• _Your objective_: Lines containing the string "Coin" are to be collected in full.

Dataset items
━━━━━━━━

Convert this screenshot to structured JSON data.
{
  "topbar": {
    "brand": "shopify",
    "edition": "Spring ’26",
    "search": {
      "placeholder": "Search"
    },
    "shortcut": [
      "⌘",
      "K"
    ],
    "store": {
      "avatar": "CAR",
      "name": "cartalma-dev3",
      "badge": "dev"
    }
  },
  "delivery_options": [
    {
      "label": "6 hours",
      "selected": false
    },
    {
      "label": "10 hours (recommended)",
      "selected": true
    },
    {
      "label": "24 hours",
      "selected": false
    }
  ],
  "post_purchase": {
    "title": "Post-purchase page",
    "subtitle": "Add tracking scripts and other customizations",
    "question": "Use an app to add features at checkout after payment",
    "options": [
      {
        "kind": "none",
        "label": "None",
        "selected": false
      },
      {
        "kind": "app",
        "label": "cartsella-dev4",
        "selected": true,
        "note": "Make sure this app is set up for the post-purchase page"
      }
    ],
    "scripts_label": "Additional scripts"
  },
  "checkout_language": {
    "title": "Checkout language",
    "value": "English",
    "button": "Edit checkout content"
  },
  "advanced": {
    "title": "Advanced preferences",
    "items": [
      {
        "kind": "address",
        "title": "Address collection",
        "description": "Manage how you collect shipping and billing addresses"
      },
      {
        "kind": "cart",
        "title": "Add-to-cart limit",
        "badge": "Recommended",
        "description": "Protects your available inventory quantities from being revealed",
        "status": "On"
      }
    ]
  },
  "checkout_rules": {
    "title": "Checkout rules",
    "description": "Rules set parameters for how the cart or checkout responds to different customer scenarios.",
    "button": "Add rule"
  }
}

━━━━━━━━

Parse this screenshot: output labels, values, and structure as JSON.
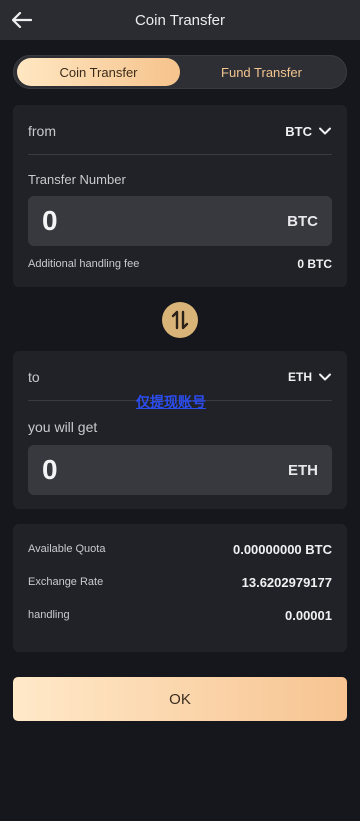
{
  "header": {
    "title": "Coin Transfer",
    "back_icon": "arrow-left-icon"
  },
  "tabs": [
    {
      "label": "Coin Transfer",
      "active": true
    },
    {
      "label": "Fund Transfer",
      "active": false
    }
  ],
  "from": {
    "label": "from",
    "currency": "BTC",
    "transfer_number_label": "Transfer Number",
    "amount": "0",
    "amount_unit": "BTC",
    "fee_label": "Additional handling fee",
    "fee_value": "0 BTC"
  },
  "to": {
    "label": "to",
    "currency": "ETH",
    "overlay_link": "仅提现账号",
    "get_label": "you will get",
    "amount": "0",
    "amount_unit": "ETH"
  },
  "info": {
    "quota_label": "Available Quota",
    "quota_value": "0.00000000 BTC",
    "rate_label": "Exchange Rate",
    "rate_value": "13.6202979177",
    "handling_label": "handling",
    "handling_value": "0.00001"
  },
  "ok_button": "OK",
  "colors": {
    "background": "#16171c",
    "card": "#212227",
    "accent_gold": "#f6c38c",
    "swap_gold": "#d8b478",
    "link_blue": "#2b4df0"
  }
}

━━━━━━━━

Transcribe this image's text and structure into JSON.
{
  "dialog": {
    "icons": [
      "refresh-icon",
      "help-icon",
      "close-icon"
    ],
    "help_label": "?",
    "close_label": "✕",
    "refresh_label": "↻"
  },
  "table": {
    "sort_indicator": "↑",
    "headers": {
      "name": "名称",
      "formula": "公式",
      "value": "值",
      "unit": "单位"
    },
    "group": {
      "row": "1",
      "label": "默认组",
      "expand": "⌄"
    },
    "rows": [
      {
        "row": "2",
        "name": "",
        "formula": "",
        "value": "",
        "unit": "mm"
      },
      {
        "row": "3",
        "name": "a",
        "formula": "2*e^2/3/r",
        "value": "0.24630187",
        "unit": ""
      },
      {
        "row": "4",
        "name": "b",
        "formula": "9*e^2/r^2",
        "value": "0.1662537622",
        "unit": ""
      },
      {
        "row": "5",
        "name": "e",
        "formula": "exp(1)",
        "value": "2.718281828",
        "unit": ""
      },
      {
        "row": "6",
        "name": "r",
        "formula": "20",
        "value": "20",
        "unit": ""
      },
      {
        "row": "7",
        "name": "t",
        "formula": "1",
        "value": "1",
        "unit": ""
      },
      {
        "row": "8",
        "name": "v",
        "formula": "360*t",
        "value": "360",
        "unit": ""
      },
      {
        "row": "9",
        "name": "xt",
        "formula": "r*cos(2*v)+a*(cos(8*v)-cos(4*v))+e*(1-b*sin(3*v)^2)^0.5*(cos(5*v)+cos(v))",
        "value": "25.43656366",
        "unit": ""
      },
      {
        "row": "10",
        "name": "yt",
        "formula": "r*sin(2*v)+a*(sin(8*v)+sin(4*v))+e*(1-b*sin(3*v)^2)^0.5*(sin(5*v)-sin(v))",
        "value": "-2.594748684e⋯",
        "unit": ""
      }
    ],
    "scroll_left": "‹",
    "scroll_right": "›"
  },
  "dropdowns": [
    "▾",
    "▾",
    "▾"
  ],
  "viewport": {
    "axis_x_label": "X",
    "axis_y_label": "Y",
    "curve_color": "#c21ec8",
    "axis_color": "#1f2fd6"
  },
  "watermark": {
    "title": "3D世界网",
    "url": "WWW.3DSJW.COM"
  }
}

━━━━━━━━

• _Result for this task_:
    "title": "Coin Transfer",
      "label": "Coin Transfer",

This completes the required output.